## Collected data
- - -

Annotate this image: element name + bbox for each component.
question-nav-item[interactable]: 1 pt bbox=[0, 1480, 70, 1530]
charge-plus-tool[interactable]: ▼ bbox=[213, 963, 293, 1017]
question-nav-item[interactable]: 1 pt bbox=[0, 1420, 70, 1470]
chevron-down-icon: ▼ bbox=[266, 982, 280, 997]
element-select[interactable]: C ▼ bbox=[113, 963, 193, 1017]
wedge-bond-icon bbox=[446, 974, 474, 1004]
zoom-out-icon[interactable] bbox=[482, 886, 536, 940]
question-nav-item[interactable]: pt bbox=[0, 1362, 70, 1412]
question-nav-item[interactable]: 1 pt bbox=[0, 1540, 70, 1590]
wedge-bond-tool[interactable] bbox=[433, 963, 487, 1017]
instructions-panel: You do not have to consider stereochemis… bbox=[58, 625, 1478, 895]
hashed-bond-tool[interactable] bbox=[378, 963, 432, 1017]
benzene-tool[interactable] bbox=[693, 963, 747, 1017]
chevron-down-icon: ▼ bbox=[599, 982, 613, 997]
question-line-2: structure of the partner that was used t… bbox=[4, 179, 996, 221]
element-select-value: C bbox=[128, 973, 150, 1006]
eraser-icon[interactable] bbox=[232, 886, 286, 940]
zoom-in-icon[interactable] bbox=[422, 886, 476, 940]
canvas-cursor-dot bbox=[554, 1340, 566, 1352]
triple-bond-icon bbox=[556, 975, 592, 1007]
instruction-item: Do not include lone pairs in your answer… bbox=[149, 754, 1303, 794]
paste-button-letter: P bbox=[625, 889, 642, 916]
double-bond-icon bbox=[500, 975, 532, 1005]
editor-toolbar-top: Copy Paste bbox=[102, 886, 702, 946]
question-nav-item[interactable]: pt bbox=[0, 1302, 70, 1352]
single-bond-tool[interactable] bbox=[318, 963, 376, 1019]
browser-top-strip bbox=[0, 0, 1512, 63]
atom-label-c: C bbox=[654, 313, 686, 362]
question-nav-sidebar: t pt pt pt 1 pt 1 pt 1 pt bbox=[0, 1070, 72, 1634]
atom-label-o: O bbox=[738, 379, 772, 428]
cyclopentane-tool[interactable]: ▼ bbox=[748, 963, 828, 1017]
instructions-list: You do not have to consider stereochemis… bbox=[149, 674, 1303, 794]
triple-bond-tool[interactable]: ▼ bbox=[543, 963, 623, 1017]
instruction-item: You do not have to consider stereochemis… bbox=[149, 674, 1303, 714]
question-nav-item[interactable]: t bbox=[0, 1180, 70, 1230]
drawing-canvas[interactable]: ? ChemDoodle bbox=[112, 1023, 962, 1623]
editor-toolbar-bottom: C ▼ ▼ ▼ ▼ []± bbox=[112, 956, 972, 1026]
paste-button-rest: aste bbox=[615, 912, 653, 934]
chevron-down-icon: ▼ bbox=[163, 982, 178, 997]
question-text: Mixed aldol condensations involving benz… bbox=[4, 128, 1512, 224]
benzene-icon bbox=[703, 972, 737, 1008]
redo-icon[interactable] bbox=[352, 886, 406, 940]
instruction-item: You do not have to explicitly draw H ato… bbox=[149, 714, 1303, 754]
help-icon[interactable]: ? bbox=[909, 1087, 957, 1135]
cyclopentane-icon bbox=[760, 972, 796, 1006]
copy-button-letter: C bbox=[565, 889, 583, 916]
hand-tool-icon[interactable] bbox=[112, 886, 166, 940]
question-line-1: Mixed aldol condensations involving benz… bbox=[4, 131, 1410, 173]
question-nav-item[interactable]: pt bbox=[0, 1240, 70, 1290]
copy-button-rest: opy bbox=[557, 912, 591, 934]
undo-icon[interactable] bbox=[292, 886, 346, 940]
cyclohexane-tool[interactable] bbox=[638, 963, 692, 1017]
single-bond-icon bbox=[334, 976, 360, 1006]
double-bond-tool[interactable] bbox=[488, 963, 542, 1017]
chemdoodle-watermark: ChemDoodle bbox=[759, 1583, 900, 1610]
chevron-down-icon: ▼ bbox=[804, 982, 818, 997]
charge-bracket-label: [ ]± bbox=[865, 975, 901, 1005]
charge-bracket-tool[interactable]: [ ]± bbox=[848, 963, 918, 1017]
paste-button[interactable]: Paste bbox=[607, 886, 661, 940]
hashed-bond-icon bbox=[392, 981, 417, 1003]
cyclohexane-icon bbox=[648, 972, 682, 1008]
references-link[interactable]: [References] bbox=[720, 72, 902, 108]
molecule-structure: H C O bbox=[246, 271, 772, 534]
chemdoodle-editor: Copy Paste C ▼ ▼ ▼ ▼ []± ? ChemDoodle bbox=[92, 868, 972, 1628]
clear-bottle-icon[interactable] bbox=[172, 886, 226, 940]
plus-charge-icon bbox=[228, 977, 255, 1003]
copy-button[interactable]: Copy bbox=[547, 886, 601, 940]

- - -

## Stated exercise
Reproduce word for word the rows from the first one through the line with "element-select[interactable]: C ▼", including both of those lines.

## Complete output
Annotate this image: element name + bbox for each component.
question-nav-item[interactable]: 1 pt bbox=[0, 1480, 70, 1530]
charge-plus-tool[interactable]: ▼ bbox=[213, 963, 293, 1017]
question-nav-item[interactable]: 1 pt bbox=[0, 1420, 70, 1470]
chevron-down-icon: ▼ bbox=[266, 982, 280, 997]
element-select[interactable]: C ▼ bbox=[113, 963, 193, 1017]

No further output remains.